Tally every line of the listing below that holds "PALIW", then give the tally alone.

>> BEGIN DATA IN THIS EXERCISE

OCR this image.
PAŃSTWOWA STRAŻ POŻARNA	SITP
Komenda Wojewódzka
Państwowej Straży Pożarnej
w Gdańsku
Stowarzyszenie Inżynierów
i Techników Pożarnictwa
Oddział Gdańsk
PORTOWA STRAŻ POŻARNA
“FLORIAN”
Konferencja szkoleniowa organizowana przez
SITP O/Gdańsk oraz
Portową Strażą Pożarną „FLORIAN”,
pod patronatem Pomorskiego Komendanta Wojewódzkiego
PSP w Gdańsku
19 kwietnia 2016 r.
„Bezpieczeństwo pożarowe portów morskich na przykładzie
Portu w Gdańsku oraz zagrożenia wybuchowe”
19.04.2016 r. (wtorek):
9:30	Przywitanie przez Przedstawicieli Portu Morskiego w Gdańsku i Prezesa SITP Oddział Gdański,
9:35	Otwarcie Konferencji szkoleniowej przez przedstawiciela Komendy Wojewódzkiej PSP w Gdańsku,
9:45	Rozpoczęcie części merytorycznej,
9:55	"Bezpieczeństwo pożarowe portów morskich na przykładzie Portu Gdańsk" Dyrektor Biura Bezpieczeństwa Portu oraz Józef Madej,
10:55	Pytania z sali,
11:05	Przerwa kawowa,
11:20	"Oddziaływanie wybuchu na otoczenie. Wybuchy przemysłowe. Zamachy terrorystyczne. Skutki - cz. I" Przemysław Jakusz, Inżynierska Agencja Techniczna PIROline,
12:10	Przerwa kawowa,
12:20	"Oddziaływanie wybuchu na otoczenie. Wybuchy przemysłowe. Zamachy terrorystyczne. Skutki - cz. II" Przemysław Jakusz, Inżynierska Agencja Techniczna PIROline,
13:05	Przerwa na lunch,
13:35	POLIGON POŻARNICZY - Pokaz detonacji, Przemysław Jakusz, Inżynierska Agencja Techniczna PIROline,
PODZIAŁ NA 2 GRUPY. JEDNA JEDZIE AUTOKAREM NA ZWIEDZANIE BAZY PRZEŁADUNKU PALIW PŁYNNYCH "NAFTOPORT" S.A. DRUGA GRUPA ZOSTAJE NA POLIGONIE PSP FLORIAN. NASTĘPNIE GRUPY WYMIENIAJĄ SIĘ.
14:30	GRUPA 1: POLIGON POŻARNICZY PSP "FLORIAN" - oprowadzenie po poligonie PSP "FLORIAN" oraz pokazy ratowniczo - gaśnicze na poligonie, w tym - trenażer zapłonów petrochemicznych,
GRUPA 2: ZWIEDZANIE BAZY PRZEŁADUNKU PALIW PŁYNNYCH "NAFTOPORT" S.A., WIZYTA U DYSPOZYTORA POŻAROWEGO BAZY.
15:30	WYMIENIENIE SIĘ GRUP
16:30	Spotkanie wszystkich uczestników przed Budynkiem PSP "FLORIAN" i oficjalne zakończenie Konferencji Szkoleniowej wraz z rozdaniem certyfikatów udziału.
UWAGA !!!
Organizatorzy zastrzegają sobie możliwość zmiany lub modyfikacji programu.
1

>> END DATA IN THIS EXERCISE

> [RESULT OF THE TASK]:
2